## [PROMPT]
Set down the data below without change, skipping the pictures it holds.

Begin DATASET

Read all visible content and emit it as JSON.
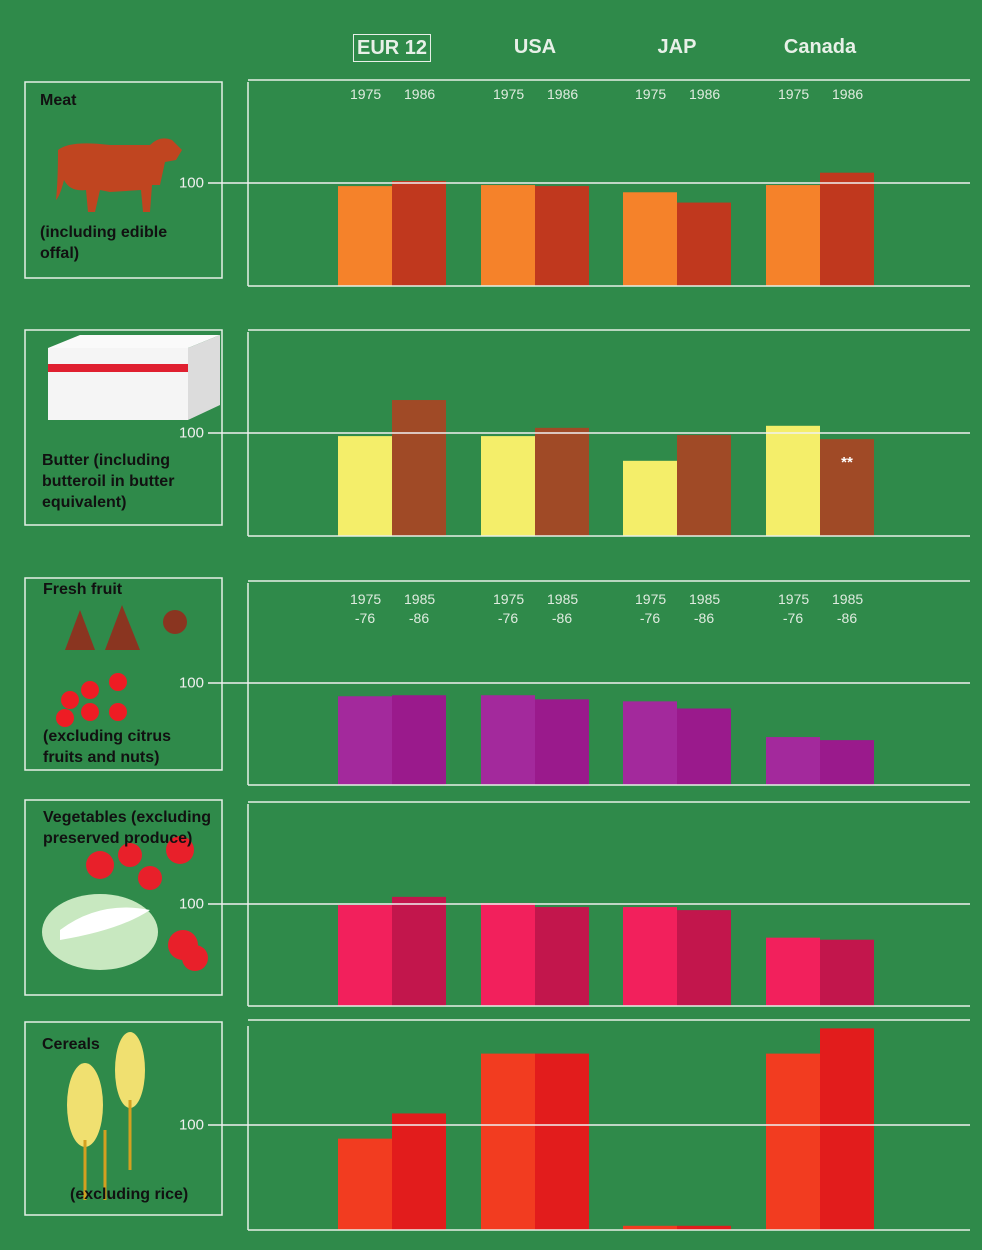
{
  "chart_data": [
    {
      "type": "bar",
      "label": "Meat",
      "note": "(including edible offal)",
      "categories": [
        "EUR 12",
        "USA",
        "JAP",
        "Canada"
      ],
      "series": [
        {
          "name": "1975",
          "color": "#f5822a",
          "values": [
            97,
            98,
            91,
            98
          ]
        },
        {
          "name": "1986",
          "color": "#c0381e",
          "values": [
            102,
            97,
            81,
            110
          ]
        }
      ],
      "ylim": [
        0,
        200
      ],
      "yticks": [
        100
      ]
    },
    {
      "type": "bar",
      "label": "Butter (including butteroil in butter equivalent)",
      "series": [
        {
          "color": "#f4ee6a",
          "values": [
            97,
            97,
            73,
            107
          ]
        },
        {
          "color": "#a04a26",
          "values": [
            132,
            105,
            98,
            94
          ]
        }
      ],
      "annotations": [
        {
          "text": "**",
          "series": 1,
          "index": 3
        }
      ],
      "ylim": [
        0,
        200
      ],
      "yticks": [
        100
      ]
    },
    {
      "type": "bar",
      "label": "Fresh fruit",
      "note": "(excluding citrus fruits and nuts)",
      "series": [
        {
          "name": "1975 -76",
          "color": "#a3299c",
          "values": [
            87,
            88,
            82,
            47
          ]
        },
        {
          "name": "1985 -86",
          "color": "#9a1a8c",
          "values": [
            88,
            84,
            75,
            44
          ]
        }
      ],
      "ylim": [
        0,
        200
      ],
      "yticks": [
        100
      ]
    },
    {
      "type": "bar",
      "label": "Vegetables (excluding preserved produce)",
      "series": [
        {
          "color": "#f2205c",
          "values": [
            99,
            101,
            97,
            67
          ]
        },
        {
          "color": "#c2164c",
          "values": [
            107,
            97,
            94,
            65
          ]
        }
      ],
      "ylim": [
        0,
        200
      ],
      "yticks": [
        100
      ]
    },
    {
      "type": "bar",
      "label": "Cereals",
      "note": "(excluding rice)",
      "series": [
        {
          "color": "#f23c20",
          "values": [
            87,
            168,
            4,
            168
          ]
        },
        {
          "color": "#e21c1c",
          "values": [
            111,
            168,
            4,
            192
          ]
        }
      ],
      "ylim": [
        0,
        200
      ],
      "yticks": [
        100
      ]
    }
  ]
}
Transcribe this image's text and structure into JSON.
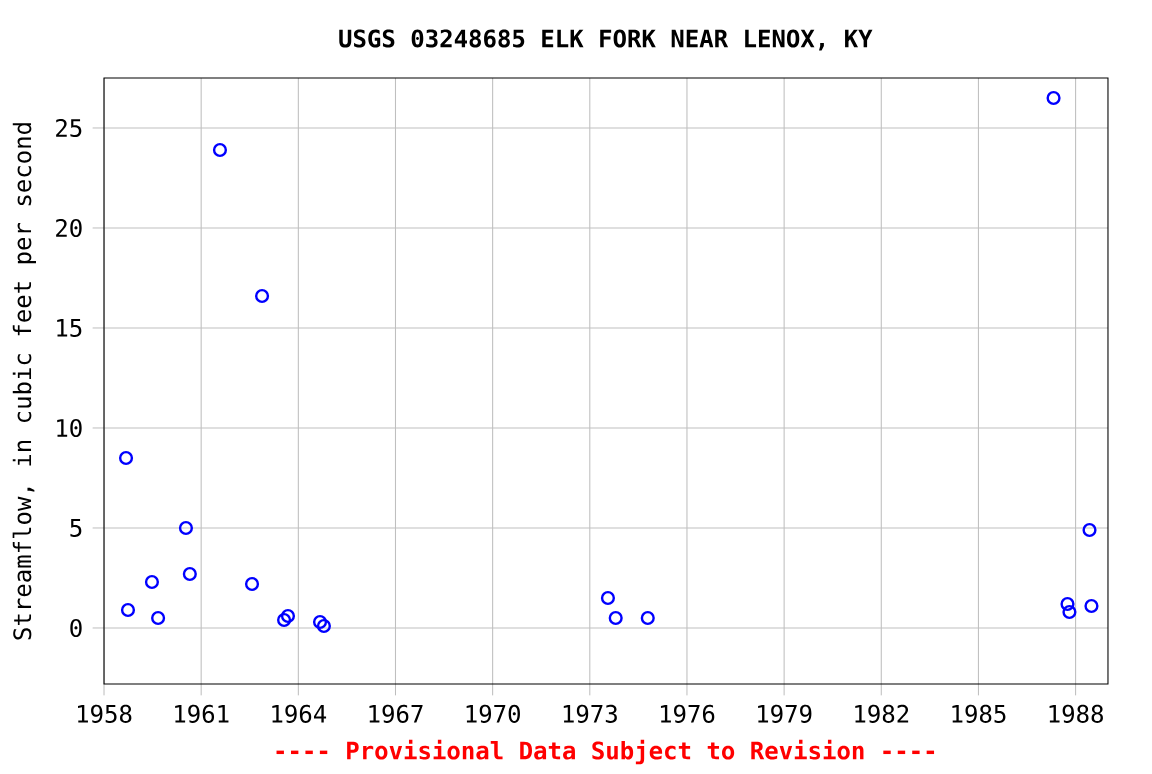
{
  "chart_data": {
    "type": "scatter",
    "title": "USGS 03248685 ELK FORK NEAR LENOX, KY",
    "ylabel": "Streamflow, in cubic feet per second",
    "annotations": [
      "---- Provisional Data Subject to Revision ----"
    ],
    "x": [
      1958.68,
      1958.74,
      1959.48,
      1959.67,
      1960.53,
      1960.65,
      1961.58,
      1962.57,
      1962.88,
      1963.56,
      1963.68,
      1964.67,
      1964.79,
      1973.56,
      1973.8,
      1974.79,
      1987.32,
      1987.75,
      1987.81,
      1988.43,
      1988.49
    ],
    "series": [
      {
        "color": "#0000ff",
        "values": [
          8.5,
          0.9,
          2.3,
          0.5,
          5.0,
          2.7,
          23.9,
          2.2,
          16.6,
          0.4,
          0.6,
          0.3,
          0.1,
          1.5,
          0.5,
          0.5,
          26.5,
          1.2,
          0.8,
          4.9,
          1.1
        ]
      }
    ],
    "xlim": [
      1958,
      1989
    ],
    "ylim": [
      -2.8,
      27.5
    ],
    "xticks": [
      1958,
      1961,
      1964,
      1967,
      1970,
      1973,
      1976,
      1979,
      1982,
      1985,
      1988
    ],
    "yticks": [
      0,
      5,
      10,
      15,
      20,
      25
    ],
    "grid": true,
    "marker": "circle"
  }
}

End DATASET

## [TASK RESULT]
Read all visible content and emit it as JSON.
{
  "chart_data": [
    {
      "type": "bar",
      "label": "Meat",
      "note": "(including edible offal)",
      "categories": [
        "EUR 12",
        "USA",
        "JAP",
        "Canada"
      ],
      "series": [
        {
          "name": "1975",
          "color": "#f5822a",
          "values": [
            97,
            98,
            91,
            98
          ]
        },
        {
          "name": "1986",
          "color": "#c0381e",
          "values": [
            102,
            97,
            81,
            110
          ]
        }
      ],
      "ylim": [
        0,
        200
      ],
      "yticks": [
        100
      ]
    },
    {
      "type": "bar",
      "label": "Butter (including butteroil in butter equivalent)",
      "series": [
        {
          "color": "#f4ee6a",
          "values": [
            97,
            97,
            73,
            107
          ]
        },
        {
          "color": "#a04a26",
          "values": [
            132,
            105,
            98,
            94
          ]
        }
      ],
      "annotations": [
        {
          "text": "**",
          "series": 1,
          "index": 3
        }
      ],
      "ylim": [
        0,
        200
      ],
      "yticks": [
        100
      ]
    },
    {
      "type": "bar",
      "label": "Fresh fruit",
      "note": "(excluding citrus fruits and nuts)",
      "series": [
        {
          "name": "1975 -76",
          "color": "#a3299c",
          "values": [
            87,
            88,
            82,
            47
          ]
        },
        {
          "name": "1985 -86",
          "color": "#9a1a8c",
          "values": [
            88,
            84,
            75,
            44
          ]
        }
      ],
      "ylim": [
        0,
        200
      ],
      "yticks": [
        100
      ]
    },
    {
      "type": "bar",
      "label": "Vegetables (excluding preserved produce)",
      "series": [
        {
          "color": "#f2205c",
          "values": [
            99,
            101,
            97,
            67
          ]
        },
        {
          "color": "#c2164c",
          "values": [
            107,
            97,
            94,
            65
          ]
        }
      ],
      "ylim": [
        0,
        200
      ],
      "yticks": [
        100
      ]
    },
    {
      "type": "bar",
      "label": "Cereals",
      "note": "(excluding rice)",
      "series": [
        {
          "color": "#f23c20",
          "values": [
            87,
            168,
            4,
            168
          ]
        },
        {
          "color": "#e21c1c",
          "values": [
            111,
            168,
            4,
            192
          ]
        }
      ],
      "ylim": [
        0,
        200
      ],
      "yticks": [
        100
      ]
    }
  ]
}
Transcribe this image's text and structure into JSON.
{
  "chart_data": {
    "type": "scatter",
    "title": "USGS 03248685 ELK FORK NEAR LENOX, KY",
    "ylabel": "Streamflow, in cubic feet per second",
    "annotations": [
      "---- Provisional Data Subject to Revision ----"
    ],
    "x": [
      1958.68,
      1958.74,
      1959.48,
      1959.67,
      1960.53,
      1960.65,
      1961.58,
      1962.57,
      1962.88,
      1963.56,
      1963.68,
      1964.67,
      1964.79,
      1973.56,
      1973.8,
      1974.79,
      1987.32,
      1987.75,
      1987.81,
      1988.43,
      1988.49
    ],
    "series": [
      {
        "color": "#0000ff",
        "values": [
          8.5,
          0.9,
          2.3,
          0.5,
          5.0,
          2.7,
          23.9,
          2.2,
          16.6,
          0.4,
          0.6,
          0.3,
          0.1,
          1.5,
          0.5,
          0.5,
          26.5,
          1.2,
          0.8,
          4.9,
          1.1
        ]
      }
    ],
    "xlim": [
      1958,
      1989
    ],
    "ylim": [
      -2.8,
      27.5
    ],
    "xticks": [
      1958,
      1961,
      1964,
      1967,
      1970,
      1973,
      1976,
      1979,
      1982,
      1985,
      1988
    ],
    "yticks": [
      0,
      5,
      10,
      15,
      20,
      25
    ],
    "grid": true,
    "marker": "circle"
  }
}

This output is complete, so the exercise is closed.